Your goal: Bring together all lines of the material below that contain the string "suburbs".

(Data entries)
------------------------------------------------

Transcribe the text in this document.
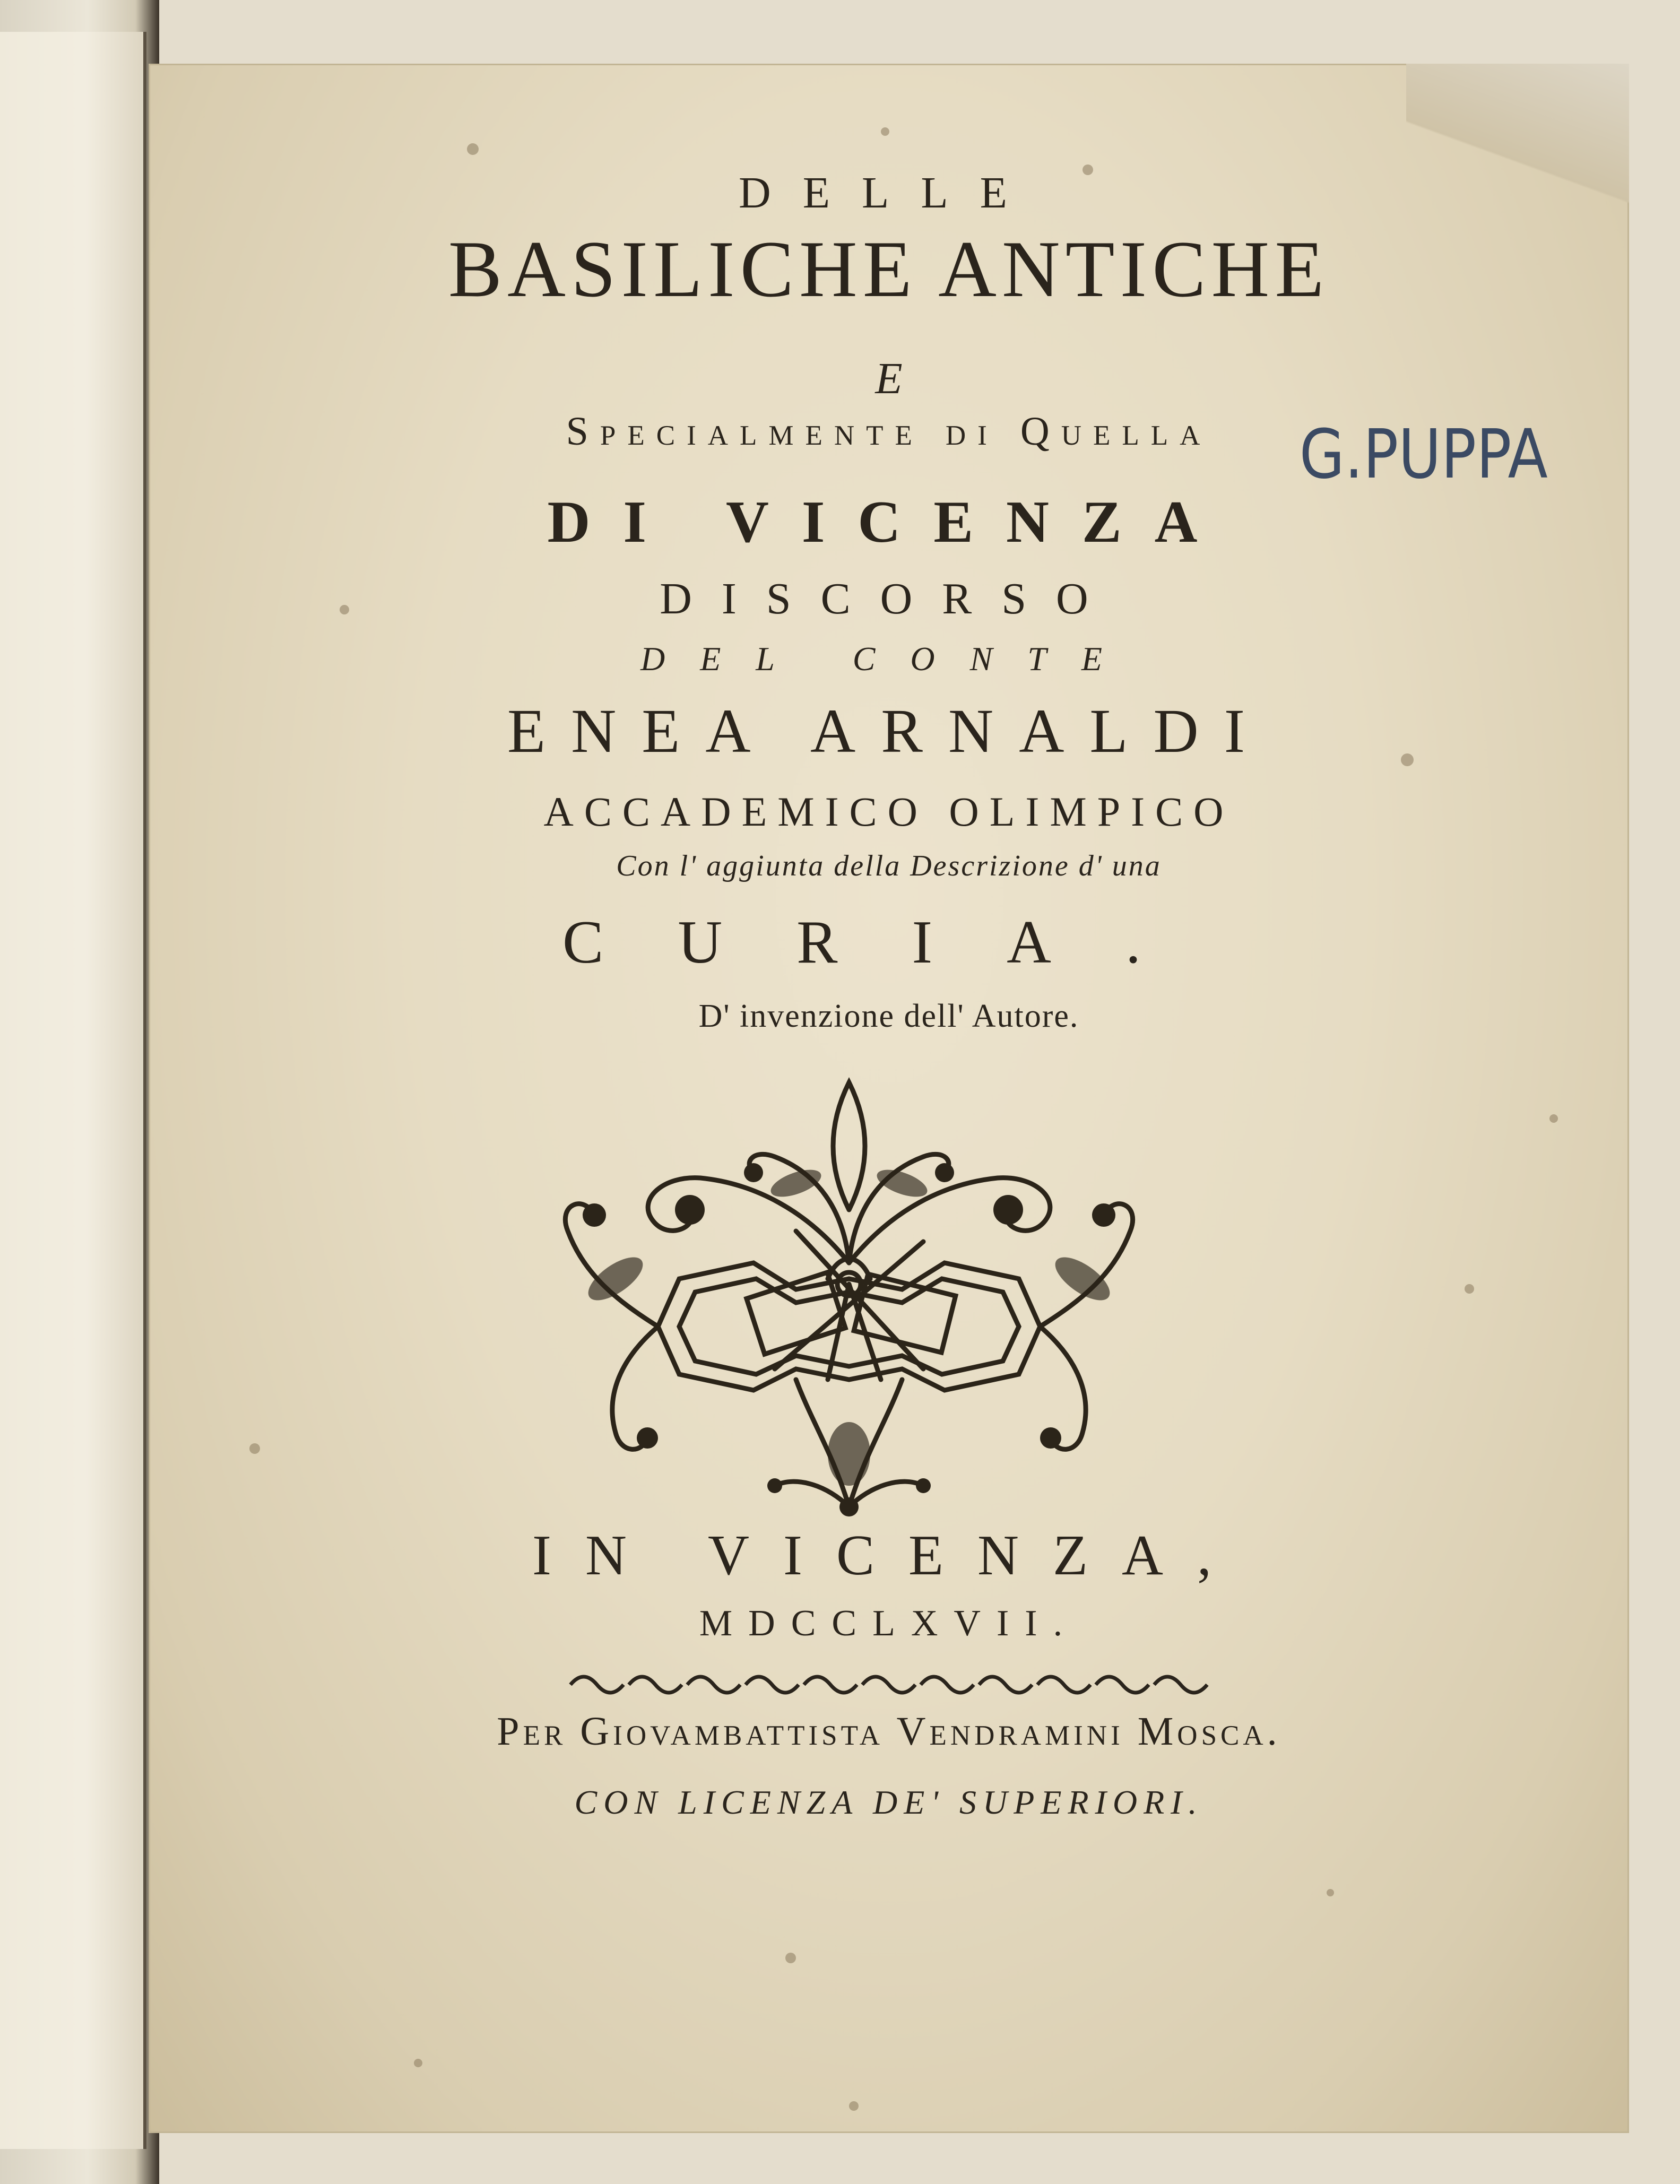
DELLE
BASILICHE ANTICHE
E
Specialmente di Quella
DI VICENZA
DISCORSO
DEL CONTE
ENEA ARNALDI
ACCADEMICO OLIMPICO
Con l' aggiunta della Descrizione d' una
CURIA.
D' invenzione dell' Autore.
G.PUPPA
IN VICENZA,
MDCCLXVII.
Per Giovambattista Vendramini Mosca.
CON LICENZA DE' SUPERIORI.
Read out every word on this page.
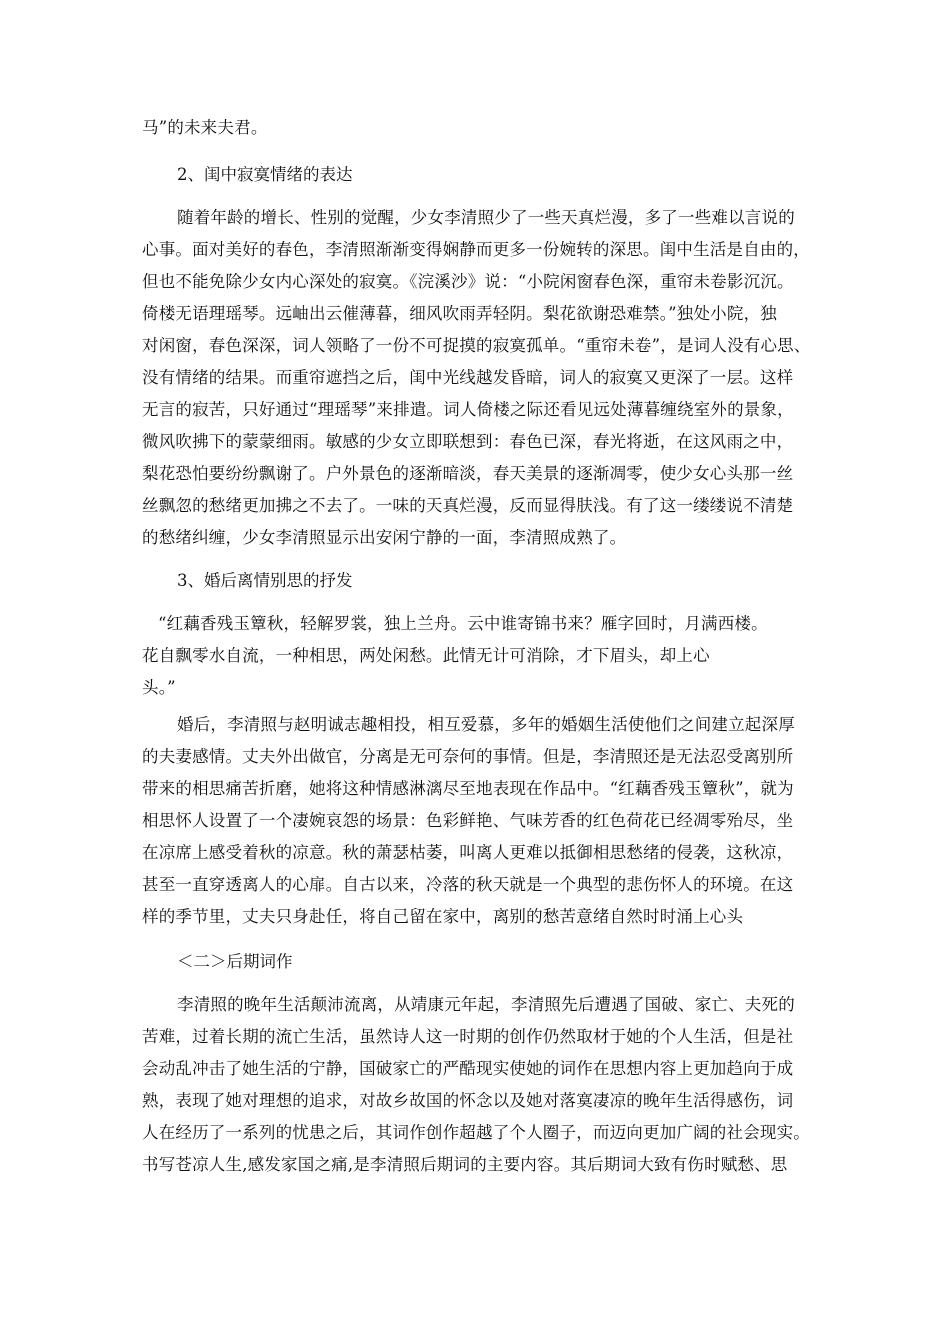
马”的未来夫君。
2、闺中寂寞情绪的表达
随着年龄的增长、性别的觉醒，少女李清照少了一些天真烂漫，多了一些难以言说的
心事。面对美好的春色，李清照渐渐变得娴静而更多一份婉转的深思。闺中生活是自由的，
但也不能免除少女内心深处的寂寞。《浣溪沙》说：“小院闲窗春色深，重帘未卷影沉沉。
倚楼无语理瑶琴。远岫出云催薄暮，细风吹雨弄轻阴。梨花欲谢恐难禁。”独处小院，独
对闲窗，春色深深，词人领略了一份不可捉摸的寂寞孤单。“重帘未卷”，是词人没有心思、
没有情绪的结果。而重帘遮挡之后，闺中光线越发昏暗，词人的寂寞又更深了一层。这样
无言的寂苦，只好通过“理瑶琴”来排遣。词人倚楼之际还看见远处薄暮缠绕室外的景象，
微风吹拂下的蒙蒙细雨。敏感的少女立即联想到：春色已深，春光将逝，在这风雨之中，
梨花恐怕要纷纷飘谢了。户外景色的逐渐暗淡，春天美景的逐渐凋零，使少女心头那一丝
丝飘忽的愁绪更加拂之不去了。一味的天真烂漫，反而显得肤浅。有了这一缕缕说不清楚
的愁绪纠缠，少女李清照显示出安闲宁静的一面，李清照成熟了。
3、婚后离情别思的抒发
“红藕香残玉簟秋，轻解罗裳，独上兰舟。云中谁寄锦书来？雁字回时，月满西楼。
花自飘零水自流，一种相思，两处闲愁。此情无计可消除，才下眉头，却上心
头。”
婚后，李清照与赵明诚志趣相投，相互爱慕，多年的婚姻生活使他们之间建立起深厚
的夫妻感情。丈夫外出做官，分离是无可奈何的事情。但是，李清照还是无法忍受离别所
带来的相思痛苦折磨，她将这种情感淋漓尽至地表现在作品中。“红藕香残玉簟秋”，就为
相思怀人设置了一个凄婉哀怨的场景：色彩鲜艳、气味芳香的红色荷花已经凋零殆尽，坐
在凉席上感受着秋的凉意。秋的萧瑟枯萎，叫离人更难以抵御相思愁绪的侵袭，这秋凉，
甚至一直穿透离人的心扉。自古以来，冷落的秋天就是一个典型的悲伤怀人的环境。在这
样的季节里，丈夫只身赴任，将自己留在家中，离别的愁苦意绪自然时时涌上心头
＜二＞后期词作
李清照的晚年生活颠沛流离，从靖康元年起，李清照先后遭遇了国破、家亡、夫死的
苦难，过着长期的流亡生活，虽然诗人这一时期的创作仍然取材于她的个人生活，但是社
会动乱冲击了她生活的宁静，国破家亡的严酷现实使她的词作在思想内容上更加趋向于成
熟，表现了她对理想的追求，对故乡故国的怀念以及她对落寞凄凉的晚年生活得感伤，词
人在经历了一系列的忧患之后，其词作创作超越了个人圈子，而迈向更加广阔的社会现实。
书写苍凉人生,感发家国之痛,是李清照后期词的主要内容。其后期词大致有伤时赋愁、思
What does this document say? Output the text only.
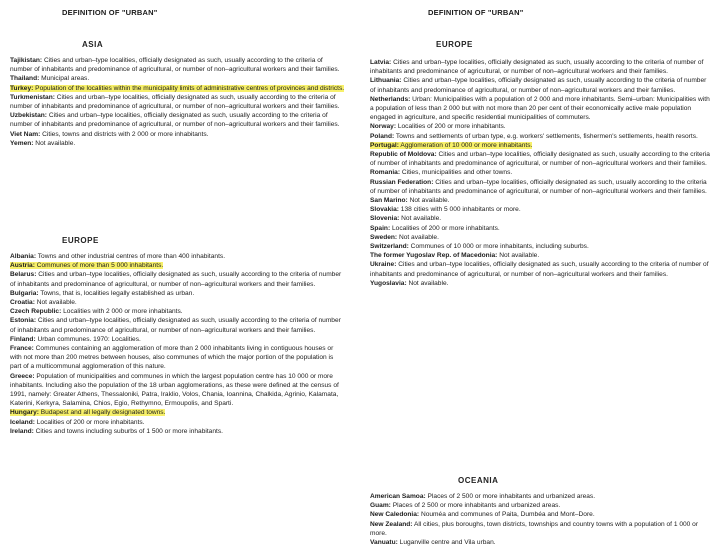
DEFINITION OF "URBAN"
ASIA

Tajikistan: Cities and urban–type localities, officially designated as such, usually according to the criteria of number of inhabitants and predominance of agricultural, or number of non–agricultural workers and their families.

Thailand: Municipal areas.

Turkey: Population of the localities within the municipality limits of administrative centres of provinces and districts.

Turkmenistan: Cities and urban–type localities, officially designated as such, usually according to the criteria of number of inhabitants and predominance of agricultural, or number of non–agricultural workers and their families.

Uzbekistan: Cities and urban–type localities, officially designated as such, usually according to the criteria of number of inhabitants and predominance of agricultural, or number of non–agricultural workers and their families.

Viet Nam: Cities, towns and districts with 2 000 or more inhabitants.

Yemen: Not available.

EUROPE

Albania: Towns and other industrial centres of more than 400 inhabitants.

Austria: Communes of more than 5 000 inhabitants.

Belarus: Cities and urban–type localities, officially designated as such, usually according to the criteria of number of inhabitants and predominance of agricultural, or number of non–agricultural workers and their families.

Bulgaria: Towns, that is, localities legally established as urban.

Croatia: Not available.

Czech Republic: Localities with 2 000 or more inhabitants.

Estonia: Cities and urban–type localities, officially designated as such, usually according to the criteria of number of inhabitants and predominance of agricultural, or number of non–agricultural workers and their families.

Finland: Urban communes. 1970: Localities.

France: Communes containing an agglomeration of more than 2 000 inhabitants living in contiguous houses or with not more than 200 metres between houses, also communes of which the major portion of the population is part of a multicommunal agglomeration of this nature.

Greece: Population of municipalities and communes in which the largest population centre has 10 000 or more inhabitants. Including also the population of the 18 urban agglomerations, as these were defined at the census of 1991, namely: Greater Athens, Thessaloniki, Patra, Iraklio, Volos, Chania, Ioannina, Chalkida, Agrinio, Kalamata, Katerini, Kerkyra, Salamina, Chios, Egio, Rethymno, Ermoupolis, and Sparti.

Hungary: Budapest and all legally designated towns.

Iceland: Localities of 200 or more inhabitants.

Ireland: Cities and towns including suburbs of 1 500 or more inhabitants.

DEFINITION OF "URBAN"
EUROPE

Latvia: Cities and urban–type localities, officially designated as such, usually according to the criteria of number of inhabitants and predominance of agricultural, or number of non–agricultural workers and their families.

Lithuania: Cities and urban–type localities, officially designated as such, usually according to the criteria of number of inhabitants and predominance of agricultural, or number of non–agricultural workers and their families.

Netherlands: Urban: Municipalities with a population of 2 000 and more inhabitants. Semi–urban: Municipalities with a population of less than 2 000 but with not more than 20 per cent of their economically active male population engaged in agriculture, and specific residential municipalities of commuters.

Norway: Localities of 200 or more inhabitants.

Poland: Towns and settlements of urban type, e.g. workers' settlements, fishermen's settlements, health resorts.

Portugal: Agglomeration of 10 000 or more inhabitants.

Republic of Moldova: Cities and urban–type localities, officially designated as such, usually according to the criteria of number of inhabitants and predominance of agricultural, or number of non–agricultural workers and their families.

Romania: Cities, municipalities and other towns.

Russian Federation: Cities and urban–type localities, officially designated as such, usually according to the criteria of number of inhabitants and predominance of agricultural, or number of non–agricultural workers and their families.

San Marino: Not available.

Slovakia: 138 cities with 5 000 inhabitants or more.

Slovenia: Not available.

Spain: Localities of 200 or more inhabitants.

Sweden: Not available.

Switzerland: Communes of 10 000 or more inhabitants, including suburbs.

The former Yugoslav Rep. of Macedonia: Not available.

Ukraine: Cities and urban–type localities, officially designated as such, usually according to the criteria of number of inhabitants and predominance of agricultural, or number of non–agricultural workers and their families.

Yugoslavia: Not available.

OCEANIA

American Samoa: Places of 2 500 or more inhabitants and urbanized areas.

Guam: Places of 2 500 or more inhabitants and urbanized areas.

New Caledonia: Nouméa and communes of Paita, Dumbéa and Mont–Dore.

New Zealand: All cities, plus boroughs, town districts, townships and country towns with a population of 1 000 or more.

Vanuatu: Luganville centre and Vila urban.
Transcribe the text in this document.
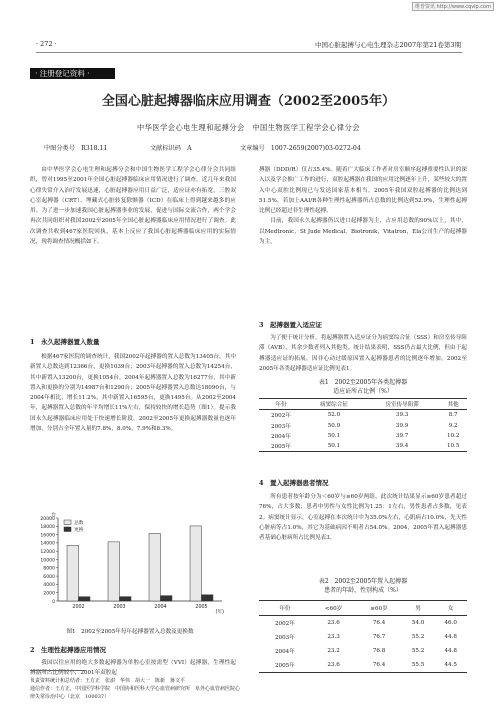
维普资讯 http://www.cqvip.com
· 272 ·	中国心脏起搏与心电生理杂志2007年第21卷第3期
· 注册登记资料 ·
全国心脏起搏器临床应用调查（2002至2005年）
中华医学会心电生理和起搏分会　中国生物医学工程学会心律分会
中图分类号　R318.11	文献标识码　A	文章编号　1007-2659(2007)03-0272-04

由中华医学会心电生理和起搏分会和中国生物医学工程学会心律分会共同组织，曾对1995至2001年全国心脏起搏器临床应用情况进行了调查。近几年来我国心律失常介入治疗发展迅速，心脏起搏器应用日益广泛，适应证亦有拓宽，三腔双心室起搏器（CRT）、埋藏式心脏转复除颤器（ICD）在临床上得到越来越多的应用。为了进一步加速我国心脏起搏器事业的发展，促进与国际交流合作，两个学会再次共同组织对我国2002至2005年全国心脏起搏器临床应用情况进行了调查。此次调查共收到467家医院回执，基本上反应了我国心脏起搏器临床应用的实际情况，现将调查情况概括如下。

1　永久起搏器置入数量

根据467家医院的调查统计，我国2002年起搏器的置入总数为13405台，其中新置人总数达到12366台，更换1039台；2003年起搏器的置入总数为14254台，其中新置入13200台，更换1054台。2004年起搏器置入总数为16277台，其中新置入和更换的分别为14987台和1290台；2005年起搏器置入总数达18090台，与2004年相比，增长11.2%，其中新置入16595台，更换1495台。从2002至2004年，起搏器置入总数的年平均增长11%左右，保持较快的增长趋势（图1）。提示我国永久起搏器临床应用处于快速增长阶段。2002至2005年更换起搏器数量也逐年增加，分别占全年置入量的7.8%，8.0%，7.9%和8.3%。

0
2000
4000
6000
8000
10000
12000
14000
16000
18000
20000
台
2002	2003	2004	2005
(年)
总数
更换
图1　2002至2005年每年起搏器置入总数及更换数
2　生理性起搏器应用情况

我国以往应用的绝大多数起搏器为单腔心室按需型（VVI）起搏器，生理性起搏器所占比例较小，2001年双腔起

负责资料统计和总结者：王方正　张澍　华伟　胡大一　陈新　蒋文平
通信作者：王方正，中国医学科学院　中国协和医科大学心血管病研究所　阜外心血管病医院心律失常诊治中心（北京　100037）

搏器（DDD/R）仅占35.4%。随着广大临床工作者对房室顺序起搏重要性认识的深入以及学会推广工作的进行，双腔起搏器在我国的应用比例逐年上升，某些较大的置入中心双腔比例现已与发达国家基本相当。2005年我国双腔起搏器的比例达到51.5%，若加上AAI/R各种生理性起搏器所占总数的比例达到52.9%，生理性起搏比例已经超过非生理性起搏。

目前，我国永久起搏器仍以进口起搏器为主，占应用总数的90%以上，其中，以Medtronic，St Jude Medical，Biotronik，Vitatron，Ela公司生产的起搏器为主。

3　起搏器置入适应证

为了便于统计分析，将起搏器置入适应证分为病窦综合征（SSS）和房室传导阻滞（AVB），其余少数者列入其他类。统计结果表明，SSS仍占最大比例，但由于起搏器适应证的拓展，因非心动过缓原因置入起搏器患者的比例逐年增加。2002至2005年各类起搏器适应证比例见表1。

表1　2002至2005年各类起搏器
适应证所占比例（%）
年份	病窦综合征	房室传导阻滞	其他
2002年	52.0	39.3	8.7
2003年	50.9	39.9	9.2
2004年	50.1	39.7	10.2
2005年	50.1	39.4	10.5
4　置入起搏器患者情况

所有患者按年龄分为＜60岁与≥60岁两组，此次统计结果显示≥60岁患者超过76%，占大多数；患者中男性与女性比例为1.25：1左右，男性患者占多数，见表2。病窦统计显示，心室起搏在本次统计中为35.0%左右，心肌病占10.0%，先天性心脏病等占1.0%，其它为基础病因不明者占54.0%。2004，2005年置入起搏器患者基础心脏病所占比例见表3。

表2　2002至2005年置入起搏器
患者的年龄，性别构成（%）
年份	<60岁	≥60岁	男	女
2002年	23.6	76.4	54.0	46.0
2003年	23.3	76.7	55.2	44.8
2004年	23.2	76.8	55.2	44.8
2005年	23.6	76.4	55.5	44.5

------------------------------------------------

Task answer:
Ireland: Cities and towns including suburbs of 1 500 or more inhabitants.
Switzerland: Communes of 10 000 or more inhabitants, including suburbs.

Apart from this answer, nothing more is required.